AIM OF THE TASK |
Work out how many lines include "ELDORADO" and answer with that number only.

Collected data
▼
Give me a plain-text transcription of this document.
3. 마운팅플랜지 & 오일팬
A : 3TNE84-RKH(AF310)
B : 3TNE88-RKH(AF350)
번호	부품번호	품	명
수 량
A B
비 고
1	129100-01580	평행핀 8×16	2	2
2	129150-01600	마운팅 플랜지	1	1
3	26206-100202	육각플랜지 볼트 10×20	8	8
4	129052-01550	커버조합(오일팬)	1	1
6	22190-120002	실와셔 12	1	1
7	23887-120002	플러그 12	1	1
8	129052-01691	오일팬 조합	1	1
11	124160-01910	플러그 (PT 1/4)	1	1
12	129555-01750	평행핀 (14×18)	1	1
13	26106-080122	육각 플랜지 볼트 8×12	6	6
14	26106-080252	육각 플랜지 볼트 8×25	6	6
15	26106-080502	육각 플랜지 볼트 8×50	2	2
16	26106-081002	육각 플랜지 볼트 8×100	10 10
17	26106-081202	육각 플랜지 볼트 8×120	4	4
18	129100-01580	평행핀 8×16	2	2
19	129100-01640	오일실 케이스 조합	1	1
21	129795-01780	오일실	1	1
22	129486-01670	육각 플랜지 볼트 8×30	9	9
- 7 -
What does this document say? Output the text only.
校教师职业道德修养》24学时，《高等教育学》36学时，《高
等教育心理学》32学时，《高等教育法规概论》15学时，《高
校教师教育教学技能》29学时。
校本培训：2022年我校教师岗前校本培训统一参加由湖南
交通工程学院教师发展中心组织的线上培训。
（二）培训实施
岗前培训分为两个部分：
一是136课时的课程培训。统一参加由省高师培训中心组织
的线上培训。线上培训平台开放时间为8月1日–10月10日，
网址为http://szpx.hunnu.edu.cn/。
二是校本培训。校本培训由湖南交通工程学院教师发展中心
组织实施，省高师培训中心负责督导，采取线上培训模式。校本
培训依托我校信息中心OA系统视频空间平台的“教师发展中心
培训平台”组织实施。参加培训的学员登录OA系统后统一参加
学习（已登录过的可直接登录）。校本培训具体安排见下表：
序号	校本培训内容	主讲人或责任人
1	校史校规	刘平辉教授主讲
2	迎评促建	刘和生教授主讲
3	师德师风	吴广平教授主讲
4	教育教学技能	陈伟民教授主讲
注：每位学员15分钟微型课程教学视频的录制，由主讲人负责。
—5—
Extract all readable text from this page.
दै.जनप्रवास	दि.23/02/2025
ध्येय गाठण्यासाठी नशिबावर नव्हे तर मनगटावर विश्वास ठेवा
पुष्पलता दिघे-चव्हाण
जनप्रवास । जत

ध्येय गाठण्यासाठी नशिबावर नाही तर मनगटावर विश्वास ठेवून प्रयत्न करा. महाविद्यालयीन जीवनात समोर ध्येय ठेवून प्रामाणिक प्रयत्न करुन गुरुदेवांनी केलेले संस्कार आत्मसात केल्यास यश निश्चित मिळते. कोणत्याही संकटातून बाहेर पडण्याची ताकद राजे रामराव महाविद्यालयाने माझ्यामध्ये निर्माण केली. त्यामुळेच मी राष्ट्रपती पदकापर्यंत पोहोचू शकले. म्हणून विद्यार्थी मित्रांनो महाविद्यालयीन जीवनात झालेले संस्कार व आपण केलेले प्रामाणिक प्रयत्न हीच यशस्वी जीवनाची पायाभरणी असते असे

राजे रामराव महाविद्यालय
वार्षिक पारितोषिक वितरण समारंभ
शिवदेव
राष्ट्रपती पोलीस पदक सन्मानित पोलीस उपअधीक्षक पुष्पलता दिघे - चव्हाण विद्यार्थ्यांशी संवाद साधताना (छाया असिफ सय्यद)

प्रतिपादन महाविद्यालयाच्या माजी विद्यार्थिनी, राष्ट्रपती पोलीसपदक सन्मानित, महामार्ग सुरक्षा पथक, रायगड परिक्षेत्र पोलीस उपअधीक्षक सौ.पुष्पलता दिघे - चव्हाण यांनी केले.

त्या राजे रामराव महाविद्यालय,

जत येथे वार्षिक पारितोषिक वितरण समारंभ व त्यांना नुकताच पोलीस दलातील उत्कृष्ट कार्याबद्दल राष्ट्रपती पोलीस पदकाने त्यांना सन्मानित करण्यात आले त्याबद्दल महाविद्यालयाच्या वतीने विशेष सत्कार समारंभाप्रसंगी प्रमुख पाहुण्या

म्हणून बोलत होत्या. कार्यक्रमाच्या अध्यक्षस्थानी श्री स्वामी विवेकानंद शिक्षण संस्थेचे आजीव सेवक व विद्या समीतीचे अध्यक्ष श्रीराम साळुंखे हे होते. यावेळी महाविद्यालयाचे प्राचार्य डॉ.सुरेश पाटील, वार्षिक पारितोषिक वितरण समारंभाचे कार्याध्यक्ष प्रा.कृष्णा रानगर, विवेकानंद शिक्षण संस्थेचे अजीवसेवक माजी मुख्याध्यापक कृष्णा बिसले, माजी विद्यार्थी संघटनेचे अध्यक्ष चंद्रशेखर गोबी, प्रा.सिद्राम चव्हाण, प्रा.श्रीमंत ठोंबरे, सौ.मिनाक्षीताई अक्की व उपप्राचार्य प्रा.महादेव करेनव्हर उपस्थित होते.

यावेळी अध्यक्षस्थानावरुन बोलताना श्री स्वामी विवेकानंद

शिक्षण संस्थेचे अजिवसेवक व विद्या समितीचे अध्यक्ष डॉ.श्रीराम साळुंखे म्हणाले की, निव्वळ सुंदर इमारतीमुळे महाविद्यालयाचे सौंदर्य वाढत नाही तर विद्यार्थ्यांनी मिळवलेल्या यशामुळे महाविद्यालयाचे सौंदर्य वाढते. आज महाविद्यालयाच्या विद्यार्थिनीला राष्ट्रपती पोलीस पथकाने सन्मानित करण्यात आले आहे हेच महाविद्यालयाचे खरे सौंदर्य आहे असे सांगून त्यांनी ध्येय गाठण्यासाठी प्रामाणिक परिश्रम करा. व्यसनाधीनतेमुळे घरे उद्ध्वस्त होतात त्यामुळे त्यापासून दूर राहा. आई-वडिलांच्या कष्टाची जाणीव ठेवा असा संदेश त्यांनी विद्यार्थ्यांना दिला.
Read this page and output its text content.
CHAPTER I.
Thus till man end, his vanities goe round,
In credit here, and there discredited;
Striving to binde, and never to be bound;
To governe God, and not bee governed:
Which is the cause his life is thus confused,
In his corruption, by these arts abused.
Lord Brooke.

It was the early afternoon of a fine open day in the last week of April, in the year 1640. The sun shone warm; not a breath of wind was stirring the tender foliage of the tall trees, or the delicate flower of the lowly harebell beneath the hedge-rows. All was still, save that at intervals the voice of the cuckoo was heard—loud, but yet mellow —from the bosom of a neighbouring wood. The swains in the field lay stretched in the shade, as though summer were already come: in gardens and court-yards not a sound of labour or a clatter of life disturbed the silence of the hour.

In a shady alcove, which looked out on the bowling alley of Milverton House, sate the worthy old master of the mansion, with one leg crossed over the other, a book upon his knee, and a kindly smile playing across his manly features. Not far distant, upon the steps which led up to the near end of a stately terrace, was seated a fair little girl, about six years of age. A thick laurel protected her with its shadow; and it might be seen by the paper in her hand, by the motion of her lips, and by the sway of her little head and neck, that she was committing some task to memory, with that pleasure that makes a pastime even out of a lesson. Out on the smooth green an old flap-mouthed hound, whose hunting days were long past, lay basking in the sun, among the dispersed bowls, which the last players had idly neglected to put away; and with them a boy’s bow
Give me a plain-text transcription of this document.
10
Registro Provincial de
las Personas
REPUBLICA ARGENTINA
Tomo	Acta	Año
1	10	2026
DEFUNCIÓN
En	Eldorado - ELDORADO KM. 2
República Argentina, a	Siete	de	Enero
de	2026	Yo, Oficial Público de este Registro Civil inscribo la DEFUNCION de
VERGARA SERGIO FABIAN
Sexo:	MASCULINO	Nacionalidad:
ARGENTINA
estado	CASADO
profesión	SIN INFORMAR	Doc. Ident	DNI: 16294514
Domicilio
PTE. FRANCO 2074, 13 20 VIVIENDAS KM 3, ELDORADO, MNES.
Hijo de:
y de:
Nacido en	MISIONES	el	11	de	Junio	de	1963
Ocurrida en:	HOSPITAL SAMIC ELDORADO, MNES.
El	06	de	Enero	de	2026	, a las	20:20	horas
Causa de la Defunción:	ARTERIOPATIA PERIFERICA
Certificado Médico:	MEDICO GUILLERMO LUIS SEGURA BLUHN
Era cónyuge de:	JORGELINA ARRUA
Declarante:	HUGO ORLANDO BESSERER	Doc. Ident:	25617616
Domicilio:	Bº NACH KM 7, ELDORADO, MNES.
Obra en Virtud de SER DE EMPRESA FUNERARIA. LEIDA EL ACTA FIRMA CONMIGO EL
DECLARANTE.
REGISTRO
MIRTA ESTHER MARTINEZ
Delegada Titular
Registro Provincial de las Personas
▲
REPLY TO THE TASK |
4